* start Dataset records *

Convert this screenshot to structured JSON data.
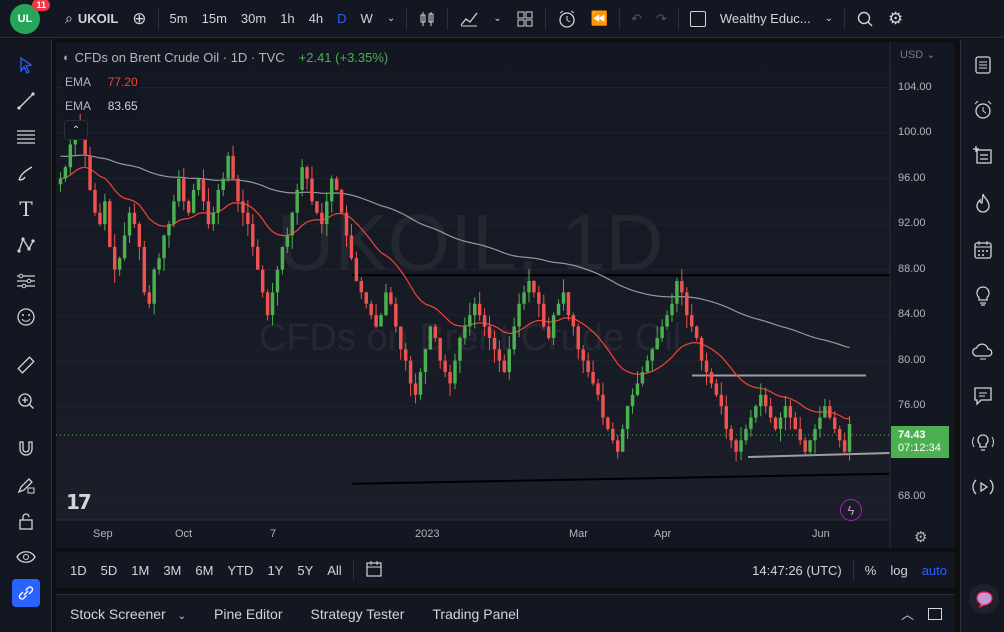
{
  "topbar": {
    "badge": "11",
    "logo_text": "UL",
    "symbol": "UKOIL",
    "intervals": [
      "5m",
      "15m",
      "30m",
      "1h",
      "4h",
      "D",
      "W"
    ],
    "active_interval": "D",
    "layout_name": "Wealthy Educ..."
  },
  "chart": {
    "title": "CFDs on Brent Crude Oil · 1D · TVC",
    "change": "+2.41 (+3.35%)",
    "watermark_symbol": "UKOIL, 1D",
    "watermark_name": "CFDs on Brent Crude Oil",
    "ema1_label": "EMA",
    "ema1_value": "77.20",
    "ema2_label": "EMA",
    "ema2_value": "83.65",
    "currency": "USD",
    "price_ticks": [
      "104.00",
      "100.00",
      "96.00",
      "92.00",
      "88.00",
      "84.00",
      "80.00",
      "76.00",
      "72.00",
      "68.00"
    ],
    "date_ticks": [
      "Sep",
      "Oct",
      "7",
      "2023",
      "Mar",
      "Apr",
      "Jun"
    ],
    "last_price": "74.43",
    "countdown": "07:12:34",
    "colors": {
      "up": "#26a69a",
      "up_bright": "#4caf50",
      "down": "#ef5350",
      "ema_fast": "#f44336",
      "ema_slow": "#9598a1",
      "price_tag": "#4caf50"
    }
  },
  "chart_data": {
    "type": "candlestick",
    "title": "CFDs on Brent Crude Oil · 1D · TVC",
    "ylim": [
      66,
      108
    ],
    "y_ticks": [
      68,
      72,
      76,
      80,
      84,
      88,
      92,
      96,
      100,
      104
    ],
    "x_labels": [
      "Sep",
      "Oct",
      "7",
      "2023",
      "Mar",
      "Apr",
      "Jun"
    ],
    "last_price": 74.43,
    "ema_fast_last": 77.2,
    "ema_slow_last": 83.65,
    "closes": [
      96,
      97,
      99,
      101,
      100,
      98,
      95,
      93,
      92,
      94,
      90,
      88,
      89,
      91,
      93,
      92,
      90,
      86,
      85,
      88,
      89,
      91,
      92,
      94,
      96,
      94,
      93,
      95,
      96,
      94,
      92,
      93,
      95,
      96,
      98,
      96,
      94,
      93,
      92,
      90,
      88,
      86,
      84,
      86,
      88,
      90,
      91,
      93,
      95,
      97,
      96,
      94,
      93,
      92,
      94,
      96,
      95,
      93,
      91,
      89,
      87,
      86,
      85,
      84,
      83,
      84,
      86,
      85,
      83,
      81,
      80,
      78,
      77,
      79,
      81,
      83,
      82,
      80,
      79,
      78,
      80,
      82,
      83,
      84,
      85,
      84,
      83,
      82,
      81,
      80,
      79,
      81,
      83,
      85,
      86,
      87,
      86,
      85,
      83,
      82,
      84,
      85,
      86,
      84,
      83,
      81,
      80,
      79,
      78,
      77,
      75,
      74,
      73,
      72,
      74,
      76,
      77,
      78,
      79,
      80,
      81,
      82,
      83,
      84,
      85,
      87,
      86,
      84,
      83,
      82,
      80,
      79,
      78,
      77,
      76,
      74,
      73,
      72,
      73,
      74,
      75,
      76,
      77,
      76,
      75,
      74,
      75,
      76,
      75,
      74,
      73,
      72,
      73,
      74,
      75,
      76,
      75,
      74,
      73,
      72,
      74.43
    ],
    "levels": [
      {
        "name": "resistance",
        "value": 87.5
      },
      {
        "name": "upper-range",
        "value": 78.7
      },
      {
        "name": "lower-range",
        "value": 71.8
      },
      {
        "name": "support-trend",
        "value": 69.8
      }
    ]
  },
  "bottombar": {
    "ranges": [
      "1D",
      "5D",
      "1M",
      "3M",
      "6M",
      "YTD",
      "1Y",
      "5Y",
      "All"
    ],
    "time": "14:47:26 (UTC)",
    "percent": "%",
    "log": "log",
    "auto": "auto"
  },
  "panelbar": {
    "tabs": [
      "Stock Screener",
      "Pine Editor",
      "Strategy Tester",
      "Trading Panel"
    ]
  }
}
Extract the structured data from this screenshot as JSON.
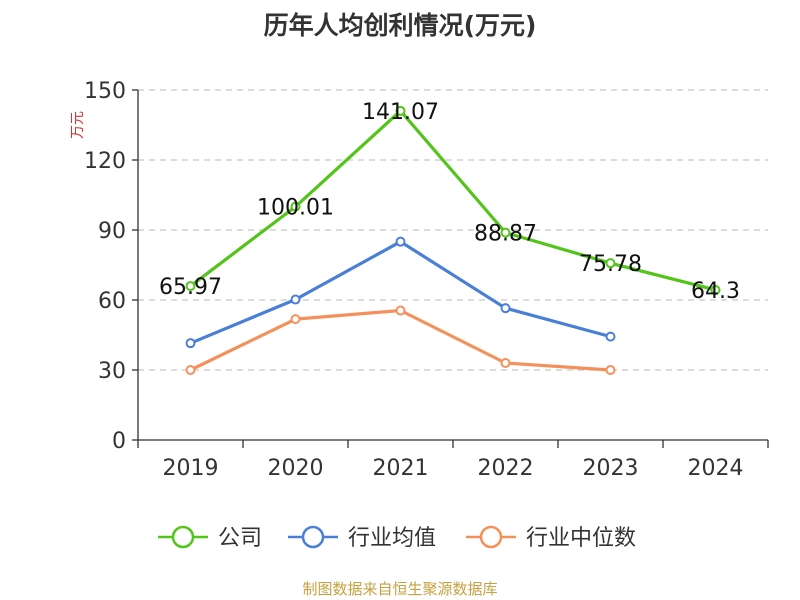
{
  "chart_data": {
    "type": "line",
    "title": "历年人均创利情况(万元)",
    "ylabel": "万元",
    "categories": [
      "2019",
      "2020",
      "2021",
      "2022",
      "2023",
      "2024"
    ],
    "ylim": [
      0,
      150
    ],
    "yticks": [
      0,
      30,
      60,
      90,
      120,
      150
    ],
    "grid": true,
    "legend_position": "bottom",
    "series": [
      {
        "name": "公司",
        "color": "#52c41a",
        "values": [
          65.97,
          100.01,
          141.07,
          88.87,
          75.78,
          64.3
        ],
        "labels": [
          "65.97",
          "100.01",
          "141.07",
          "88.87",
          "75.78",
          "64.3"
        ]
      },
      {
        "name": "行业均值",
        "color": "#4a7fd8",
        "values": [
          41.5,
          60.2,
          85.0,
          56.5,
          44.3,
          null
        ],
        "labels": []
      },
      {
        "name": "行业中位数",
        "color": "#f5905a",
        "values": [
          30.0,
          51.8,
          55.5,
          33.0,
          30.0,
          null
        ],
        "labels": []
      }
    ]
  },
  "footer": {
    "source": "制图数据来自恒生聚源数据库"
  }
}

* end Dataset records *

• _Given problem_: Quote every entry exactly, with the pictures omitted.

• _Full solution_:
Convert this screenshot to structured JSON data.
{
  "topbar": {
    "badge": "11",
    "logo_text": "UL",
    "symbol": "UKOIL",
    "intervals": [
      "5m",
      "15m",
      "30m",
      "1h",
      "4h",
      "D",
      "W"
    ],
    "active_interval": "D",
    "layout_name": "Wealthy Educ..."
  },
  "chart": {
    "title": "CFDs on Brent Crude Oil · 1D · TVC",
    "change": "+2.41 (+3.35%)",
    "watermark_symbol": "UKOIL, 1D",
    "watermark_name": "CFDs on Brent Crude Oil",
    "ema1_label": "EMA",
    "ema1_value": "77.20",
    "ema2_label": "EMA",
    "ema2_value": "83.65",
    "currency": "USD",
    "price_ticks": [
      "104.00",
      "100.00",
      "96.00",
      "92.00",
      "88.00",
      "84.00",
      "80.00",
      "76.00",
      "72.00",
      "68.00"
    ],
    "date_ticks": [
      "Sep",
      "Oct",
      "7",
      "2023",
      "Mar",
      "Apr",
      "Jun"
    ],
    "last_price": "74.43",
    "countdown": "07:12:34",
    "colors": {
      "up": "#26a69a",
      "up_bright": "#4caf50",
      "down": "#ef5350",
      "ema_fast": "#f44336",
      "ema_slow": "#9598a1",
      "price_tag": "#4caf50"
    }
  },
  "chart_data": {
    "type": "candlestick",
    "title": "CFDs on Brent Crude Oil · 1D · TVC",
    "ylim": [
      66,
      108
    ],
    "y_ticks": [
      68,
      72,
      76,
      80,
      84,
      88,
      92,
      96,
      100,
      104
    ],
    "x_labels": [
      "Sep",
      "Oct",
      "7",
      "2023",
      "Mar",
      "Apr",
      "Jun"
    ],
    "last_price": 74.43,
    "ema_fast_last": 77.2,
    "ema_slow_last": 83.65,
    "closes": [
      96,
      97,
      99,
      101,
      100,
      98,
      95,
      93,
      92,
      94,
      90,
      88,
      89,
      91,
      93,
      92,
      90,
      86,
      85,
      88,
      89,
      91,
      92,
      94,
      96,
      94,
      93,
      95,
      96,
      94,
      92,
      93,
      95,
      96,
      98,
      96,
      94,
      93,
      92,
      90,
      88,
      86,
      84,
      86,
      88,
      90,
      91,
      93,
      95,
      97,
      96,
      94,
      93,
      92,
      94,
      96,
      95,
      93,
      91,
      89,
      87,
      86,
      85,
      84,
      83,
      84,
      86,
      85,
      83,
      81,
      80,
      78,
      77,
      79,
      81,
      83,
      82,
      80,
      79,
      78,
      80,
      82,
      83,
      84,
      85,
      84,
      83,
      82,
      81,
      80,
      79,
      81,
      83,
      85,
      86,
      87,
      86,
      85,
      83,
      82,
      84,
      85,
      86,
      84,
      83,
      81,
      80,
      79,
      78,
      77,
      75,
      74,
      73,
      72,
      74,
      76,
      77,
      78,
      79,
      80,
      81,
      82,
      83,
      84,
      85,
      87,
      86,
      84,
      83,
      82,
      80,
      79,
      78,
      77,
      76,
      74,
      73,
      72,
      73,
      74,
      75,
      76,
      77,
      76,
      75,
      74,
      75,
      76,
      75,
      74,
      73,
      72,
      73,
      74,
      75,
      76,
      75,
      74,
      73,
      72,
      74.43
    ],
    "levels": [
      {
        "name": "resistance",
        "value": 87.5
      },
      {
        "name": "upper-range",
        "value": 78.7
      },
      {
        "name": "lower-range",
        "value": 71.8
      },
      {
        "name": "support-trend",
        "value": 69.8
      }
    ]
  },
  "bottombar": {
    "ranges": [
      "1D",
      "5D",
      "1M",
      "3M",
      "6M",
      "YTD",
      "1Y",
      "5Y",
      "All"
    ],
    "time": "14:47:26 (UTC)",
    "percent": "%",
    "log": "log",
    "auto": "auto"
  },
  "panelbar": {
    "tabs": [
      "Stock Screener",
      "Pine Editor",
      "Strategy Tester",
      "Trading Panel"
    ]
  }
}
Extract the structured data from this screenshot as JSON.
{
  "chart_data": {
    "type": "line",
    "title": "历年人均创利情况(万元)",
    "ylabel": "万元",
    "categories": [
      "2019",
      "2020",
      "2021",
      "2022",
      "2023",
      "2024"
    ],
    "ylim": [
      0,
      150
    ],
    "yticks": [
      0,
      30,
      60,
      90,
      120,
      150
    ],
    "grid": true,
    "legend_position": "bottom",
    "series": [
      {
        "name": "公司",
        "color": "#52c41a",
        "values": [
          65.97,
          100.01,
          141.07,
          88.87,
          75.78,
          64.3
        ],
        "labels": [
          "65.97",
          "100.01",
          "141.07",
          "88.87",
          "75.78",
          "64.3"
        ]
      },
      {
        "name": "行业均值",
        "color": "#4a7fd8",
        "values": [
          41.5,
          60.2,
          85.0,
          56.5,
          44.3,
          null
        ],
        "labels": []
      },
      {
        "name": "行业中位数",
        "color": "#f5905a",
        "values": [
          30.0,
          51.8,
          55.5,
          33.0,
          30.0,
          null
        ],
        "labels": []
      }
    ]
  },
  "footer": {
    "source": "制图数据来自恒生聚源数据库"
  }
}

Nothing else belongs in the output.